[Figure data in JSON]
-- -- --

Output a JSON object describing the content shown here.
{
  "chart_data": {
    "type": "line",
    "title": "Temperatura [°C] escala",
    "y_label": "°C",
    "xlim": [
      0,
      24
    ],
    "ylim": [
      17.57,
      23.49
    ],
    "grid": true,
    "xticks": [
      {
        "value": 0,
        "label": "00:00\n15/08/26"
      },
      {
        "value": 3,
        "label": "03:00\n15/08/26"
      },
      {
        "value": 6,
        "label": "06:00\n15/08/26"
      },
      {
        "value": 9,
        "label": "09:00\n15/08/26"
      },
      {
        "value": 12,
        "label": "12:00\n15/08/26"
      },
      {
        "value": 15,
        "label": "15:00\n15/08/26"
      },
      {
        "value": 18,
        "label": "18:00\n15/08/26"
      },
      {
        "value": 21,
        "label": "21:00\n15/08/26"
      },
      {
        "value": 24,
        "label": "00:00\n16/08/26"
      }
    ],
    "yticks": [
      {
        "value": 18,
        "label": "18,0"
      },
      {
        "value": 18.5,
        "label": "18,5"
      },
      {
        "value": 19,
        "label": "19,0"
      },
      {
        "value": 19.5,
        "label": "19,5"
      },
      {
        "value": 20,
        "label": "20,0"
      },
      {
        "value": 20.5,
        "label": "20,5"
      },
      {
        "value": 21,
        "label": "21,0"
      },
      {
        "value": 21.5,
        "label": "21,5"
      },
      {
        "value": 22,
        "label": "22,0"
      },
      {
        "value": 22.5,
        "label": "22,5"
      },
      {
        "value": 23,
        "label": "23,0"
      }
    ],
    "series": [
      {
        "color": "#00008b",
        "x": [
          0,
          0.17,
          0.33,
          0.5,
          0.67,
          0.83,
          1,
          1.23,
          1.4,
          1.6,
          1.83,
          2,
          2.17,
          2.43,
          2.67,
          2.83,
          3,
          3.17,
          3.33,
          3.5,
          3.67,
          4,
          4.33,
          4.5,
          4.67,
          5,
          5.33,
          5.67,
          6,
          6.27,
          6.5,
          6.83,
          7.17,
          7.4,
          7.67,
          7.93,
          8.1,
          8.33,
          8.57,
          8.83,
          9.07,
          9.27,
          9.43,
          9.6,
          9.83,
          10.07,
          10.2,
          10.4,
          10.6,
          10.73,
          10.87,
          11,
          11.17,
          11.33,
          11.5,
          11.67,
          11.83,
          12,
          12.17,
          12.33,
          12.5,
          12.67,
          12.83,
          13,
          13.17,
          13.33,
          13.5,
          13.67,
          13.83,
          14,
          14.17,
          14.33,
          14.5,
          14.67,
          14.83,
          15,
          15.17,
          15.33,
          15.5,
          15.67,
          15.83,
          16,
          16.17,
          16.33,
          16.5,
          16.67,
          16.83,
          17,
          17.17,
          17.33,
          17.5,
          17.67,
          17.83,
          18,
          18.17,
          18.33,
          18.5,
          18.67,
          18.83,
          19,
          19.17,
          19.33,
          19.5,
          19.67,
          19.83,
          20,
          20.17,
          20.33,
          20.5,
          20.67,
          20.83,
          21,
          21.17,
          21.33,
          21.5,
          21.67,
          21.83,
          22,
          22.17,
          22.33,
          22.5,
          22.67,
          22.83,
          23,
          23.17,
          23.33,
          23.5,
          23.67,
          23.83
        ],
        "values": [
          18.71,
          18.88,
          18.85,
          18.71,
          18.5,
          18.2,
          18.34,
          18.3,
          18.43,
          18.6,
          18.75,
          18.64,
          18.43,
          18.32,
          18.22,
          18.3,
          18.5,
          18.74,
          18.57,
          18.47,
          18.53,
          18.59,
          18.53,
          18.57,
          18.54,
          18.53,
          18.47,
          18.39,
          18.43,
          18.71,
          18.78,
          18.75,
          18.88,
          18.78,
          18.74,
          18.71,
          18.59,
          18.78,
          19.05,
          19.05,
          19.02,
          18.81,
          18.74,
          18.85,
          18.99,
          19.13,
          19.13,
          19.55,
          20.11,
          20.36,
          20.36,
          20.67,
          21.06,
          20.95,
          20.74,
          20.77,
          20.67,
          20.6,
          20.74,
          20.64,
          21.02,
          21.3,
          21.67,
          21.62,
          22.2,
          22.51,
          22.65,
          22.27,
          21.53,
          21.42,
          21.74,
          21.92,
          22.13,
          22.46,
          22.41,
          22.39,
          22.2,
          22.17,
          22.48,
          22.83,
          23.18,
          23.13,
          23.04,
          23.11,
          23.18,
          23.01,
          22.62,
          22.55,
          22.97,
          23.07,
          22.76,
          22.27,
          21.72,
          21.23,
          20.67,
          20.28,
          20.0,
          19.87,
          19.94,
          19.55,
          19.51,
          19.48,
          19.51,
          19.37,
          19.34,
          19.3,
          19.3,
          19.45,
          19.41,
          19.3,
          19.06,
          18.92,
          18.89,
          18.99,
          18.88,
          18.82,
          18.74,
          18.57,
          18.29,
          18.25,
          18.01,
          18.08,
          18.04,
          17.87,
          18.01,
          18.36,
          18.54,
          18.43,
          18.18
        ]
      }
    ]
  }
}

-- -- --

--- Description of the task ---
Print the entries exactly. Include every one.

--- Answer in full ---
Output a JSON object describing the content shown here.
{
  "chart_data": {
    "type": "line",
    "title": "Temperatura [°C] escala",
    "y_label": "°C",
    "xlim": [
      0,
      24
    ],
    "ylim": [
      17.57,
      23.49
    ],
    "grid": true,
    "xticks": [
      {
        "value": 0,
        "label": "00:00\n15/08/26"
      },
      {
        "value": 3,
        "label": "03:00\n15/08/26"
      },
      {
        "value": 6,
        "label": "06:00\n15/08/26"
      },
      {
        "value": 9,
        "label": "09:00\n15/08/26"
      },
      {
        "value": 12,
        "label": "12:00\n15/08/26"
      },
      {
        "value": 15,
        "label": "15:00\n15/08/26"
      },
      {
        "value": 18,
        "label": "18:00\n15/08/26"
      },
      {
        "value": 21,
        "label": "21:00\n15/08/26"
      },
      {
        "value": 24,
        "label": "00:00\n16/08/26"
      }
    ],
    "yticks": [
      {
        "value": 18,
        "label": "18,0"
      },
      {
        "value": 18.5,
        "label": "18,5"
      },
      {
        "value": 19,
        "label": "19,0"
      },
      {
        "value": 19.5,
        "label": "19,5"
      },
      {
        "value": 20,
        "label": "20,0"
      },
      {
        "value": 20.5,
        "label": "20,5"
      },
      {
        "value": 21,
        "label": "21,0"
      },
      {
        "value": 21.5,
        "label": "21,5"
      },
      {
        "value": 22,
        "label": "22,0"
      },
      {
        "value": 22.5,
        "label": "22,5"
      },
      {
        "value": 23,
        "label": "23,0"
      }
    ],
    "series": [
      {
        "color": "#00008b",
        "x": [
          0,
          0.17,
          0.33,
          0.5,
          0.67,
          0.83,
          1,
          1.23,
          1.4,
          1.6,
          1.83,
          2,
          2.17,
          2.43,
          2.67,
          2.83,
          3,
          3.17,
          3.33,
          3.5,
          3.67,
          4,
          4.33,
          4.5,
          4.67,
          5,
          5.33,
          5.67,
          6,
          6.27,
          6.5,
          6.83,
          7.17,
          7.4,
          7.67,
          7.93,
          8.1,
          8.33,
          8.57,
          8.83,
          9.07,
          9.27,
          9.43,
          9.6,
          9.83,
          10.07,
          10.2,
          10.4,
          10.6,
          10.73,
          10.87,
          11,
          11.17,
          11.33,
          11.5,
          11.67,
          11.83,
          12,
          12.17,
          12.33,
          12.5,
          12.67,
          12.83,
          13,
          13.17,
          13.33,
          13.5,
          13.67,
          13.83,
          14,
          14.17,
          14.33,
          14.5,
          14.67,
          14.83,
          15,
          15.17,
          15.33,
          15.5,
          15.67,
          15.83,
          16,
          16.17,
          16.33,
          16.5,
          16.67,
          16.83,
          17,
          17.17,
          17.33,
          17.5,
          17.67,
          17.83,
          18,
          18.17,
          18.33,
          18.5,
          18.67,
          18.83,
          19,
          19.17,
          19.33,
          19.5,
          19.67,
          19.83,
          20,
          20.17,
          20.33,
          20.5,
          20.67,
          20.83,
          21,
          21.17,
          21.33,
          21.5,
          21.67,
          21.83,
          22,
          22.17,
          22.33,
          22.5,
          22.67,
          22.83,
          23,
          23.17,
          23.33,
          23.5,
          23.67,
          23.83
        ],
        "values": [
          18.71,
          18.88,
          18.85,
          18.71,
          18.5,
          18.2,
          18.34,
          18.3,
          18.43,
          18.6,
          18.75,
          18.64,
          18.43,
          18.32,
          18.22,
          18.3,
          18.5,
          18.74,
          18.57,
          18.47,
          18.53,
          18.59,
          18.53,
          18.57,
          18.54,
          18.53,
          18.47,
          18.39,
          18.43,
          18.71,
          18.78,
          18.75,
          18.88,
          18.78,
          18.74,
          18.71,
          18.59,
          18.78,
          19.05,
          19.05,
          19.02,
          18.81,
          18.74,
          18.85,
          18.99,
          19.13,
          19.13,
          19.55,
          20.11,
          20.36,
          20.36,
          20.67,
          21.06,
          20.95,
          20.74,
          20.77,
          20.67,
          20.6,
          20.74,
          20.64,
          21.02,
          21.3,
          21.67,
          21.62,
          22.2,
          22.51,
          22.65,
          22.27,
          21.53,
          21.42,
          21.74,
          21.92,
          22.13,
          22.46,
          22.41,
          22.39,
          22.2,
          22.17,
          22.48,
          22.83,
          23.18,
          23.13,
          23.04,
          23.11,
          23.18,
          23.01,
          22.62,
          22.55,
          22.97,
          23.07,
          22.76,
          22.27,
          21.72,
          21.23,
          20.67,
          20.28,
          20.0,
          19.87,
          19.94,
          19.55,
          19.51,
          19.48,
          19.51,
          19.37,
          19.34,
          19.3,
          19.3,
          19.45,
          19.41,
          19.3,
          19.06,
          18.92,
          18.89,
          18.99,
          18.88,
          18.82,
          18.74,
          18.57,
          18.29,
          18.25,
          18.01,
          18.08,
          18.04,
          17.87,
          18.01,
          18.36,
          18.54,
          18.43,
          18.18
        ]
      }
    ]
  }
}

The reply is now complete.